(Work to be completed) Write out each line beneath this one exactly as it reads.

[Records from a data source]
[BEGIN]
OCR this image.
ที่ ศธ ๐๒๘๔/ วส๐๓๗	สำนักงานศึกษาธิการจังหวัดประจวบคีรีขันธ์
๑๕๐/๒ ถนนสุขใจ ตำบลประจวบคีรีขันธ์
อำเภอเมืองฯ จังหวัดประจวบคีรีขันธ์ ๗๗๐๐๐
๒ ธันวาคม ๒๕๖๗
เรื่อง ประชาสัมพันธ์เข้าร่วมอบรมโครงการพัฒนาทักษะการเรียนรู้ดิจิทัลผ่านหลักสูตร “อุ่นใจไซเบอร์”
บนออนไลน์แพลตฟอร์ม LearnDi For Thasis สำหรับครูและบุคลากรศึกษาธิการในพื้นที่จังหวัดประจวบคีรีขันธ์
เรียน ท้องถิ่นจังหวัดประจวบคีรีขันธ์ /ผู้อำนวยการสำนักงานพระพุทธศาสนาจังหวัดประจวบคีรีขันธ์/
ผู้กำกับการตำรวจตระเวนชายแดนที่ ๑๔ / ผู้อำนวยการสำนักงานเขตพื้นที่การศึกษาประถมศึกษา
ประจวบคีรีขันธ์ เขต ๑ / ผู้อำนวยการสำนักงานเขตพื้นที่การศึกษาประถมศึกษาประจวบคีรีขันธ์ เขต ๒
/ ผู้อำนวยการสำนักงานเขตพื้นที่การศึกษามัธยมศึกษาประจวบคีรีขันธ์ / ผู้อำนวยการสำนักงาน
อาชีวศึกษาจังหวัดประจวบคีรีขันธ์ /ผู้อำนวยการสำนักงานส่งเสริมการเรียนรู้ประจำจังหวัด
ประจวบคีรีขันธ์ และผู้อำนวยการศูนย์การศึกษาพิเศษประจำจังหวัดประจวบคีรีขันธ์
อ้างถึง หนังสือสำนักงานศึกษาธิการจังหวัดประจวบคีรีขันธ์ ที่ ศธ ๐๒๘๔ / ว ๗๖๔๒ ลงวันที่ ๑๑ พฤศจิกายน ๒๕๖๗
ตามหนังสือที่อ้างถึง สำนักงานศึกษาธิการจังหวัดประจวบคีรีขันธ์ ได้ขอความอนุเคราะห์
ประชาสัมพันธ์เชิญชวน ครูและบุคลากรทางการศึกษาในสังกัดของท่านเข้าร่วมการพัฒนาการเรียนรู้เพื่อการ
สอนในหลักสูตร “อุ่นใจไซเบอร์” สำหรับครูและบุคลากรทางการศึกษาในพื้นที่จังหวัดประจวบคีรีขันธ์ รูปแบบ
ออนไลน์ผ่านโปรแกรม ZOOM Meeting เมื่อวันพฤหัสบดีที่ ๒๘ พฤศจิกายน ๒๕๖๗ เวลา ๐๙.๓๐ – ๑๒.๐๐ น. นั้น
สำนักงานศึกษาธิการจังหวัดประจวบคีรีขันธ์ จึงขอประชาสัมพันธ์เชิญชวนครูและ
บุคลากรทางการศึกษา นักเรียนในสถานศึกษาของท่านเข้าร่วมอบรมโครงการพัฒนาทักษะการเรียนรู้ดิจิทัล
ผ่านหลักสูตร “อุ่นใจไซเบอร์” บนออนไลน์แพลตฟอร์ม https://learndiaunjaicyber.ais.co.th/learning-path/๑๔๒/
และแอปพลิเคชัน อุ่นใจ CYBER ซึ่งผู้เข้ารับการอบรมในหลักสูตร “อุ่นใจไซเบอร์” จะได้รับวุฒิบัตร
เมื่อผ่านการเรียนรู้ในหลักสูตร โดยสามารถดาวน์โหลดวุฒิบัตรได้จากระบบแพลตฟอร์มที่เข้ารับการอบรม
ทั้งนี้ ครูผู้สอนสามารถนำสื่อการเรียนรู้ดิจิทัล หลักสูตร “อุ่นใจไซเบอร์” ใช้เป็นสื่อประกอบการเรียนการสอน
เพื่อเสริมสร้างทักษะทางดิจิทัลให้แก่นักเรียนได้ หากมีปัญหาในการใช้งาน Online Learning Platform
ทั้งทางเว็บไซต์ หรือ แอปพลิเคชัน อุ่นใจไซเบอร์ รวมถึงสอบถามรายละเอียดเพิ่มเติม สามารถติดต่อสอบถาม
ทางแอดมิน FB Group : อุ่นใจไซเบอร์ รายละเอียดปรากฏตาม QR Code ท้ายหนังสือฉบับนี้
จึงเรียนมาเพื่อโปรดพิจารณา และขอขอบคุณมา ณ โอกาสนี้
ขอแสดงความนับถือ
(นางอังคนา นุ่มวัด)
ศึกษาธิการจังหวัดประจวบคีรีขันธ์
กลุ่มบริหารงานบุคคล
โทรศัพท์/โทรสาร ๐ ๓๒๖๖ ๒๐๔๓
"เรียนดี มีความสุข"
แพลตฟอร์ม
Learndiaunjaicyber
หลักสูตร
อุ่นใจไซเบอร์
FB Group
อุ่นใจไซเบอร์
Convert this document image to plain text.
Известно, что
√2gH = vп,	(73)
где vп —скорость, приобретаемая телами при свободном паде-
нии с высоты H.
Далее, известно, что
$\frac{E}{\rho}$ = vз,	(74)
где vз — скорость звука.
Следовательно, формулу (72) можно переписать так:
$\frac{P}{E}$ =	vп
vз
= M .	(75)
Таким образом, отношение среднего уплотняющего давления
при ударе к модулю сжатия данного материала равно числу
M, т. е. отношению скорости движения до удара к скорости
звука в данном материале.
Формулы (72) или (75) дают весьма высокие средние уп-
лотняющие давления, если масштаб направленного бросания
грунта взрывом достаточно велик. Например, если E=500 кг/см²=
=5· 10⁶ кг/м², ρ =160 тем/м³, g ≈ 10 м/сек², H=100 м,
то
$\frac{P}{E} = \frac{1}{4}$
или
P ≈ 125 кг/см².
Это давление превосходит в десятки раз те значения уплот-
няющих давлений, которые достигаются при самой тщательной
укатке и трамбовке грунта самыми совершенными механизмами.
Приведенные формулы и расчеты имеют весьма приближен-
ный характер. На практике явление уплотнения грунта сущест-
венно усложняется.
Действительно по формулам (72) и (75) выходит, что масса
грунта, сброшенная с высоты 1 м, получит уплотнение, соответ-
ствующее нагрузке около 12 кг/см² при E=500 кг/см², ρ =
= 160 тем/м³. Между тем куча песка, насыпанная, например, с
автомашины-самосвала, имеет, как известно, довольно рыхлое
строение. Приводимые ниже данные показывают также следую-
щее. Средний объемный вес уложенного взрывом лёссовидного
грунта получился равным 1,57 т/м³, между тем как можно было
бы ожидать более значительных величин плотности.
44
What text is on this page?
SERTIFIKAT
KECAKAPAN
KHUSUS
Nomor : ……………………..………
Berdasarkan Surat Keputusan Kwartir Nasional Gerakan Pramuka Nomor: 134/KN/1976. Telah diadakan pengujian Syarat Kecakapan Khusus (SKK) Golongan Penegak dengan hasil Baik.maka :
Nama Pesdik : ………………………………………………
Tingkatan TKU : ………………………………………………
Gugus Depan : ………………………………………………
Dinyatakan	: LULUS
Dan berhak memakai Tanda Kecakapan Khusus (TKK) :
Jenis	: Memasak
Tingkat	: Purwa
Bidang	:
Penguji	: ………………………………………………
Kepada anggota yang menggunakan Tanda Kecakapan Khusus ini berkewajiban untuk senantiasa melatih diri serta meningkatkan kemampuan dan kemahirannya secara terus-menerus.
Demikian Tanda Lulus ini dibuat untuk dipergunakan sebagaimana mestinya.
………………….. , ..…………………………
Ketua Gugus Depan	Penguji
[END]
(Task answer)
OCR this image.
ที่ ศธ ๐๒๘๔/ วส๐๓๗	สำนักงานศึกษาธิการจังหวัดประจวบคีรีขันธ์
๑๕๐/๒ ถนนสุขใจ ตำบลประจวบคีรีขันธ์
อำเภอเมืองฯ จังหวัดประจวบคีรีขันธ์ ๗๗๐๐๐
๒ ธันวาคม ๒๕๖๗
เรื่อง ประชาสัมพันธ์เข้าร่วมอบรมโครงการพัฒนาทักษะการเรียนรู้ดิจิทัลผ่านหลักสูตร “อุ่นใจไซเบอร์”
บนออนไลน์แพลตฟอร์ม LearnDi For Thasis สำหรับครูและบุคลากรศึกษาธิการในพื้นที่จังหวัดประจวบคีรีขันธ์
เรียน ท้องถิ่นจังหวัดประจวบคีรีขันธ์ /ผู้อำนวยการสำนักงานพระพุทธศาสนาจังหวัดประจวบคีรีขันธ์/
ผู้กำกับการตำรวจตระเวนชายแดนที่ ๑๔ / ผู้อำนวยการสำนักงานเขตพื้นที่การศึกษาประถมศึกษา
ประจวบคีรีขันธ์ เขต ๑ / ผู้อำนวยการสำนักงานเขตพื้นที่การศึกษาประถมศึกษาประจวบคีรีขันธ์ เขต ๒
/ ผู้อำนวยการสำนักงานเขตพื้นที่การศึกษามัธยมศึกษาประจวบคีรีขันธ์ / ผู้อำนวยการสำนักงาน
อาชีวศึกษาจังหวัดประจวบคีรีขันธ์ /ผู้อำนวยการสำนักงานส่งเสริมการเรียนรู้ประจำจังหวัด
ประจวบคีรีขันธ์ และผู้อำนวยการศูนย์การศึกษาพิเศษประจำจังหวัดประจวบคีรีขันธ์
อ้างถึง หนังสือสำนักงานศึกษาธิการจังหวัดประจวบคีรีขันธ์ ที่ ศธ ๐๒๘๔ / ว ๗๖๔๒ ลงวันที่ ๑๑ พฤศจิกายน ๒๕๖๗
ตามหนังสือที่อ้างถึง สำนักงานศึกษาธิการจังหวัดประจวบคีรีขันธ์ ได้ขอความอนุเคราะห์
ประชาสัมพันธ์เชิญชวน ครูและบุคลากรทางการศึกษาในสังกัดของท่านเข้าร่วมการพัฒนาการเรียนรู้เพื่อการ
สอนในหลักสูตร “อุ่นใจไซเบอร์” สำหรับครูและบุคลากรทางการศึกษาในพื้นที่จังหวัดประจวบคีรีขันธ์ รูปแบบ
ออนไลน์ผ่านโปรแกรม ZOOM Meeting เมื่อวันพฤหัสบดีที่ ๒๘ พฤศจิกายน ๒๕๖๗ เวลา ๐๙.๓๐ – ๑๒.๐๐ น. นั้น
สำนักงานศึกษาธิการจังหวัดประจวบคีรีขันธ์ จึงขอประชาสัมพันธ์เชิญชวนครูและ
บุคลากรทางการศึกษา นักเรียนในสถานศึกษาของท่านเข้าร่วมอบรมโครงการพัฒนาทักษะการเรียนรู้ดิจิทัล
ผ่านหลักสูตร “อุ่นใจไซเบอร์” บนออนไลน์แพลตฟอร์ม https://learndiaunjaicyber.ais.co.th/learning-path/๑๔๒/
และแอปพลิเคชัน อุ่นใจ CYBER ซึ่งผู้เข้ารับการอบรมในหลักสูตร “อุ่นใจไซเบอร์” จะได้รับวุฒิบัตร
เมื่อผ่านการเรียนรู้ในหลักสูตร โดยสามารถดาวน์โหลดวุฒิบัตรได้จากระบบแพลตฟอร์มที่เข้ารับการอบรม
ทั้งนี้ ครูผู้สอนสามารถนำสื่อการเรียนรู้ดิจิทัล หลักสูตร “อุ่นใจไซเบอร์” ใช้เป็นสื่อประกอบการเรียนการสอน
เพื่อเสริมสร้างทักษะทางดิจิทัลให้แก่นักเรียนได้ หากมีปัญหาในการใช้งาน Online Learning Platform
ทั้งทางเว็บไซต์ หรือ แอปพลิเคชัน อุ่นใจไซเบอร์ รวมถึงสอบถามรายละเอียดเพิ่มเติม สามารถติดต่อสอบถาม
ทางแอดมิน FB Group : อุ่นใจไซเบอร์ รายละเอียดปรากฏตาม QR Code ท้ายหนังสือฉบับนี้
จึงเรียนมาเพื่อโปรดพิจารณา และขอขอบคุณมา ณ โอกาสนี้
ขอแสดงความนับถือ
(นางอังคนา นุ่มวัด)
ศึกษาธิการจังหวัดประจวบคีรีขันธ์
กลุ่มบริหารงานบุคคล
โทรศัพท์/โทรสาร ๐ ๓๒๖๖ ๒๐๔๓
"เรียนดี มีความสุข"
แพลตฟอร์ม
Learndiaunjaicyber
หลักสูตร
อุ่นใจไซเบอร์
FB Group
อุ่นใจไซเบอร์
Convert this document image to plain text.
Известно, что
√2gH = vп,	(73)
где vп —скорость, приобретаемая телами при свободном паде-
нии с высоты H.
Далее, известно, что
$\frac{E}{\rho}$ = vз,	(74)
где vз — скорость звука.
Следовательно, формулу (72) можно переписать так:
$\frac{P}{E}$ =	vп
vз
= M .	(75)
Таким образом, отношение среднего уплотняющего давления
при ударе к модулю сжатия данного материала равно числу
M, т. е. отношению скорости движения до удара к скорости
звука в данном материале.
Формулы (72) или (75) дают весьма высокие средние уп-
лотняющие давления, если масштаб направленного бросания
грунта взрывом достаточно велик. Например, если E=500 кг/см²=
=5· 10⁶ кг/м², ρ =160 тем/м³, g ≈ 10 м/сек², H=100 м,
то
$\frac{P}{E} = \frac{1}{4}$
или
P ≈ 125 кг/см².
Это давление превосходит в десятки раз те значения уплот-
няющих давлений, которые достигаются при самой тщательной
укатке и трамбовке грунта самыми совершенными механизмами.
Приведенные формулы и расчеты имеют весьма приближен-
ный характер. На практике явление уплотнения грунта сущест-
венно усложняется.
Действительно по формулам (72) и (75) выходит, что масса
грунта, сброшенная с высоты 1 м, получит уплотнение, соответ-
ствующее нагрузке около 12 кг/см² при E=500 кг/см², ρ =
= 160 тем/м³. Между тем куча песка, насыпанная, например, с
автомашины-самосвала, имеет, как известно, довольно рыхлое
строение. Приводимые ниже данные показывают также следую-
щее. Средний объемный вес уложенного взрывом лёссовидного
грунта получился равным 1,57 т/м³, между тем как можно было
бы ожидать более значительных величин плотности.
44
What text is on this page?
SERTIFIKAT
KECAKAPAN
KHUSUS
Nomor : ……………………..………
Berdasarkan Surat Keputusan Kwartir Nasional Gerakan Pramuka Nomor: 134/KN/1976. Telah diadakan pengujian Syarat Kecakapan Khusus (SKK) Golongan Penegak dengan hasil Baik.maka :
Nama Pesdik : ………………………………………………
Tingkatan TKU : ………………………………………………
Gugus Depan : ………………………………………………
Dinyatakan	: LULUS
Dan berhak memakai Tanda Kecakapan Khusus (TKK) :
Jenis	: Memasak
Tingkat	: Purwa
Bidang	:
Penguji	: ………………………………………………
Kepada anggota yang menggunakan Tanda Kecakapan Khusus ini berkewajiban untuk senantiasa melatih diri serta meningkatkan kemampuan dan kemahirannya secara terus-menerus.
Demikian Tanda Lulus ini dibuat untuk dipergunakan sebagaimana mestinya.
………………….. , ..…………………………
Ketua Gugus Depan	Penguji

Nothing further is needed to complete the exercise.